## [Exercise brief]
Return the listing below verbatim. Pictures do not belong in the copy.

--- START Records for this task ---

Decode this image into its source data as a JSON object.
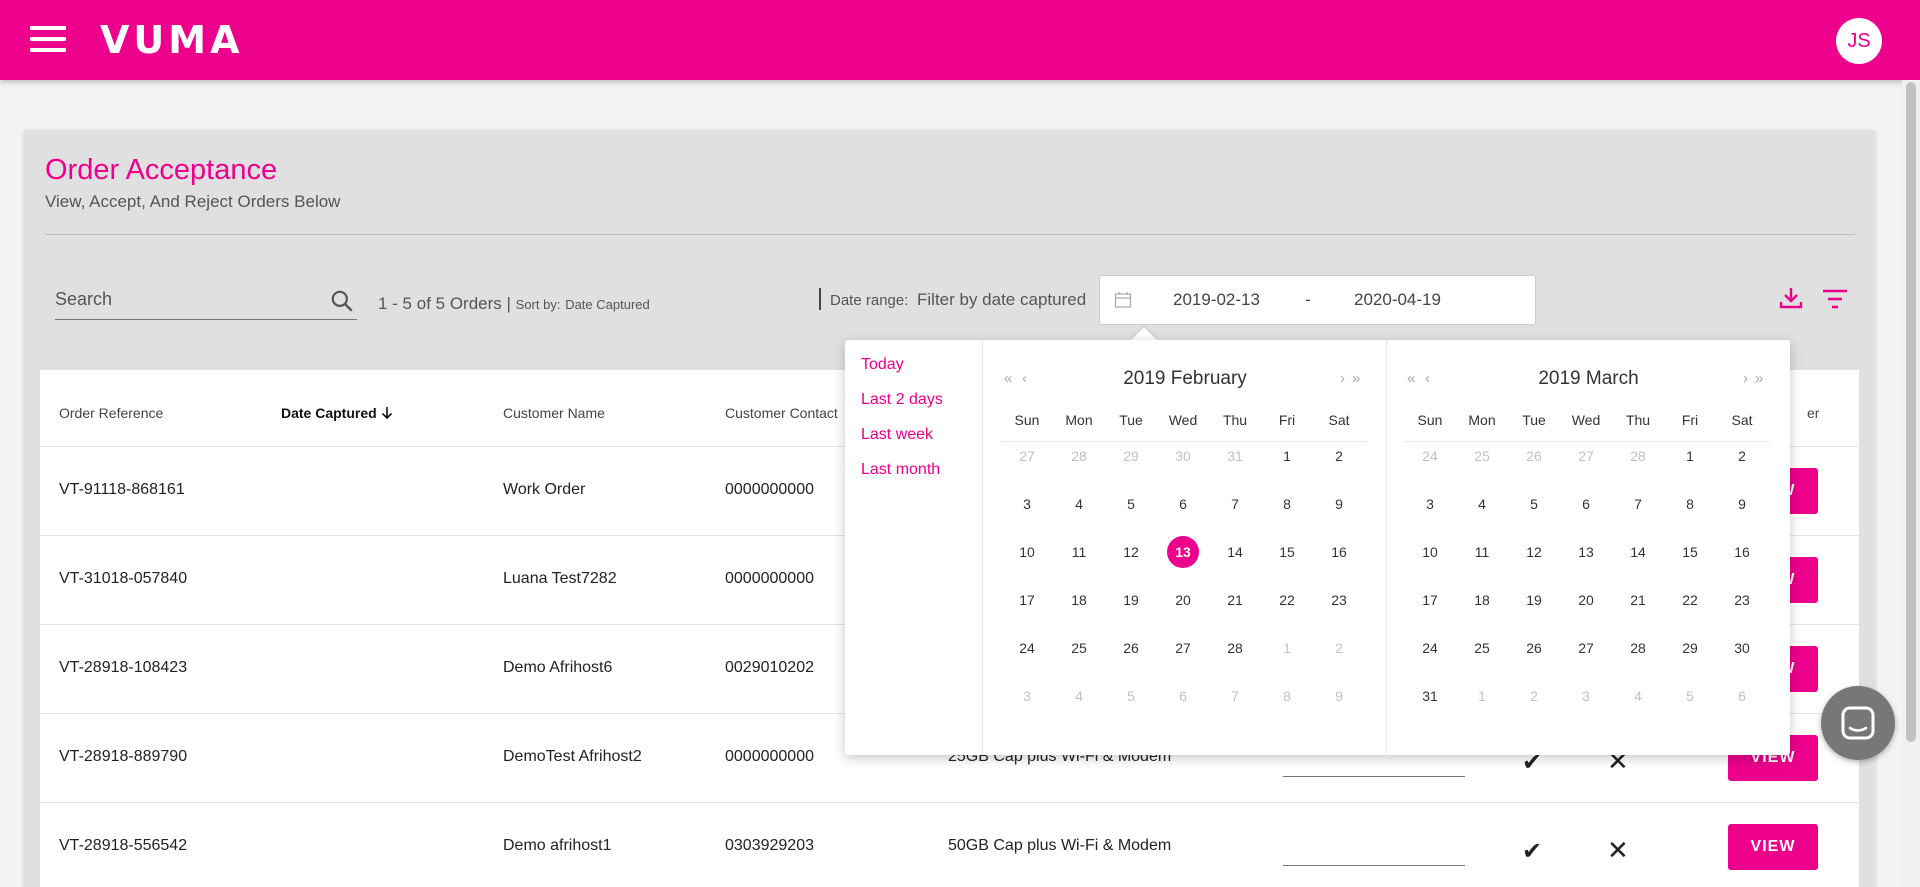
{
  "header": {
    "logo": "VUMA",
    "avatar_initials": "JS"
  },
  "page": {
    "title": "Order Acceptance",
    "subtitle": "View, Accept, And Reject Orders Below"
  },
  "toolbar": {
    "search_placeholder": "Search",
    "count_text": "1 - 5 of 5 Orders |",
    "sort_label": "Sort by:",
    "sort_value": "Date Captured",
    "date_range_label": "Date range:",
    "date_filter_text": "Filter by date captured",
    "date_start": "2019-02-13",
    "date_separator": "-",
    "date_end": "2020-04-19"
  },
  "table": {
    "headers": [
      "Order Reference",
      "Date Captured",
      "Customer Name",
      "Customer Contact",
      "er"
    ],
    "rows": [
      {
        "ref": "VT-91118-868161",
        "name": "Work Order",
        "contact": "0000000000",
        "product": ""
      },
      {
        "ref": "VT-31018-057840",
        "name": "Luana Test7282",
        "contact": "0000000000",
        "product": ""
      },
      {
        "ref": "VT-28918-108423",
        "name": "Demo Afrihost6",
        "contact": "0029010202",
        "product": ""
      },
      {
        "ref": "VT-28918-889790",
        "name": "DemoTest Afrihost2",
        "contact": "0000000000",
        "product": "25GB Cap plus Wi-Fi & Modem"
      },
      {
        "ref": "VT-28918-556542",
        "name": "Demo afrihost1",
        "contact": "0303929203",
        "product": "50GB Cap plus Wi-Fi & Modem"
      }
    ],
    "view_label": "VIEW"
  },
  "datepicker": {
    "presets": [
      "Today",
      "Last 2 days",
      "Last week",
      "Last month"
    ],
    "weekdays": [
      "Sun",
      "Mon",
      "Tue",
      "Wed",
      "Thu",
      "Fri",
      "Sat"
    ],
    "left": {
      "title": "2019 February",
      "days": [
        "27",
        "28",
        "29",
        "30",
        "31",
        "1",
        "2",
        "3",
        "4",
        "5",
        "6",
        "7",
        "8",
        "9",
        "10",
        "11",
        "12",
        "13",
        "14",
        "15",
        "16",
        "17",
        "18",
        "19",
        "20",
        "21",
        "22",
        "23",
        "24",
        "25",
        "26",
        "27",
        "28",
        "1",
        "2",
        "3",
        "4",
        "5",
        "6",
        "7",
        "8",
        "9"
      ],
      "muted": [
        0,
        1,
        2,
        3,
        4,
        33,
        34,
        35,
        36,
        37,
        38,
        39,
        40,
        41
      ],
      "selected": 17
    },
    "right": {
      "title": "2019 March",
      "days": [
        "24",
        "25",
        "26",
        "27",
        "28",
        "1",
        "2",
        "3",
        "4",
        "5",
        "6",
        "7",
        "8",
        "9",
        "10",
        "11",
        "12",
        "13",
        "14",
        "15",
        "16",
        "17",
        "18",
        "19",
        "20",
        "21",
        "22",
        "23",
        "24",
        "25",
        "26",
        "27",
        "28",
        "29",
        "30",
        "31",
        "1",
        "2",
        "3",
        "4",
        "5",
        "6"
      ],
      "muted": [
        0,
        1,
        2,
        3,
        4,
        36,
        37,
        38,
        39,
        40,
        41
      ],
      "selected": -1
    }
  }
}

--- END Records for this task ---

## [Expected answer]
Decode this image into its source data as a JSON object.
{
  "header": {
    "logo": "VUMA",
    "avatar_initials": "JS"
  },
  "page": {
    "title": "Order Acceptance",
    "subtitle": "View, Accept, And Reject Orders Below"
  },
  "toolbar": {
    "search_placeholder": "Search",
    "count_text": "1 - 5 of 5 Orders |",
    "sort_label": "Sort by:",
    "sort_value": "Date Captured",
    "date_range_label": "Date range:",
    "date_filter_text": "Filter by date captured",
    "date_start": "2019-02-13",
    "date_separator": "-",
    "date_end": "2020-04-19"
  },
  "table": {
    "headers": [
      "Order Reference",
      "Date Captured",
      "Customer Name",
      "Customer Contact",
      "er"
    ],
    "rows": [
      {
        "ref": "VT-91118-868161",
        "name": "Work Order",
        "contact": "0000000000",
        "product": ""
      },
      {
        "ref": "VT-31018-057840",
        "name": "Luana Test7282",
        "contact": "0000000000",
        "product": ""
      },
      {
        "ref": "VT-28918-108423",
        "name": "Demo Afrihost6",
        "contact": "0029010202",
        "product": ""
      },
      {
        "ref": "VT-28918-889790",
        "name": "DemoTest Afrihost2",
        "contact": "0000000000",
        "product": "25GB Cap plus Wi-Fi & Modem"
      },
      {
        "ref": "VT-28918-556542",
        "name": "Demo afrihost1",
        "contact": "0303929203",
        "product": "50GB Cap plus Wi-Fi & Modem"
      }
    ],
    "view_label": "VIEW"
  },
  "datepicker": {
    "presets": [
      "Today",
      "Last 2 days",
      "Last week",
      "Last month"
    ],
    "weekdays": [
      "Sun",
      "Mon",
      "Tue",
      "Wed",
      "Thu",
      "Fri",
      "Sat"
    ],
    "left": {
      "title": "2019 February",
      "days": [
        "27",
        "28",
        "29",
        "30",
        "31",
        "1",
        "2",
        "3",
        "4",
        "5",
        "6",
        "7",
        "8",
        "9",
        "10",
        "11",
        "12",
        "13",
        "14",
        "15",
        "16",
        "17",
        "18",
        "19",
        "20",
        "21",
        "22",
        "23",
        "24",
        "25",
        "26",
        "27",
        "28",
        "1",
        "2",
        "3",
        "4",
        "5",
        "6",
        "7",
        "8",
        "9"
      ],
      "muted": [
        0,
        1,
        2,
        3,
        4,
        33,
        34,
        35,
        36,
        37,
        38,
        39,
        40,
        41
      ],
      "selected": 17
    },
    "right": {
      "title": "2019 March",
      "days": [
        "24",
        "25",
        "26",
        "27",
        "28",
        "1",
        "2",
        "3",
        "4",
        "5",
        "6",
        "7",
        "8",
        "9",
        "10",
        "11",
        "12",
        "13",
        "14",
        "15",
        "16",
        "17",
        "18",
        "19",
        "20",
        "21",
        "22",
        "23",
        "24",
        "25",
        "26",
        "27",
        "28",
        "29",
        "30",
        "31",
        "1",
        "2",
        "3",
        "4",
        "5",
        "6"
      ],
      "muted": [
        0,
        1,
        2,
        3,
        4,
        36,
        37,
        38,
        39,
        40,
        41
      ],
      "selected": -1
    }
  }
}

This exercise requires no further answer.